--- START OF Data records ---

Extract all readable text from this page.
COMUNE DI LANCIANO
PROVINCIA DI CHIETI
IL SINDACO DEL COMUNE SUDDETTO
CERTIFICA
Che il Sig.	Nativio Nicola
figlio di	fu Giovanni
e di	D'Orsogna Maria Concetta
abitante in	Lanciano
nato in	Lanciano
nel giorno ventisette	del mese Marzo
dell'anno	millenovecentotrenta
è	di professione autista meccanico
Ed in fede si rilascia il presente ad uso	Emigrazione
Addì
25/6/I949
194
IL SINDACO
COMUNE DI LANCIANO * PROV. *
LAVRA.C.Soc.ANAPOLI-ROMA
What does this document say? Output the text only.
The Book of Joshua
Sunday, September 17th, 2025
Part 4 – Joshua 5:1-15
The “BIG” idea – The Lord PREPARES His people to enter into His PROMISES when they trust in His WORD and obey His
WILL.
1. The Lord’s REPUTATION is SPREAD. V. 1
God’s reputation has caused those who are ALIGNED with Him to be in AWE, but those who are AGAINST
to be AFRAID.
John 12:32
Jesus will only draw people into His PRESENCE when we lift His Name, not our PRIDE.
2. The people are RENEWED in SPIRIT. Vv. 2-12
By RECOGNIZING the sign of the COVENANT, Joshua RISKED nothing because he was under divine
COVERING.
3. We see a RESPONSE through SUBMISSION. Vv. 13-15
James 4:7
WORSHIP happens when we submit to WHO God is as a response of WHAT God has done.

--- END OF Data records ---

__Exercise__. Write out the material from the first line to the last, exactly.

__Written answer__.
Extract all readable text from this page.
COMUNE DI LANCIANO
PROVINCIA DI CHIETI
IL SINDACO DEL COMUNE SUDDETTO
CERTIFICA
Che il Sig.	Nativio Nicola
figlio di	fu Giovanni
e di	D'Orsogna Maria Concetta
abitante in	Lanciano
nato in	Lanciano
nel giorno ventisette	del mese Marzo
dell'anno	millenovecentotrenta
è	di professione autista meccanico
Ed in fede si rilascia il presente ad uso	Emigrazione
Addì
25/6/I949
194
IL SINDACO
COMUNE DI LANCIANO * PROV. *
LAVRA.C.Soc.ANAPOLI-ROMA
What does this document say? Output the text only.
The Book of Joshua
Sunday, September 17th, 2025
Part 4 – Joshua 5:1-15
The “BIG” idea – The Lord PREPARES His people to enter into His PROMISES when they trust in His WORD and obey His
WILL.
1. The Lord’s REPUTATION is SPREAD. V. 1
God’s reputation has caused those who are ALIGNED with Him to be in AWE, but those who are AGAINST
to be AFRAID.
John 12:32
Jesus will only draw people into His PRESENCE when we lift His Name, not our PRIDE.
2. The people are RENEWED in SPIRIT. Vv. 2-12
By RECOGNIZING the sign of the COVENANT, Joshua RISKED nothing because he was under divine
COVERING.
3. We see a RESPONSE through SUBMISSION. Vv. 13-15
James 4:7
WORSHIP happens when we submit to WHO God is as a response of WHAT God has done.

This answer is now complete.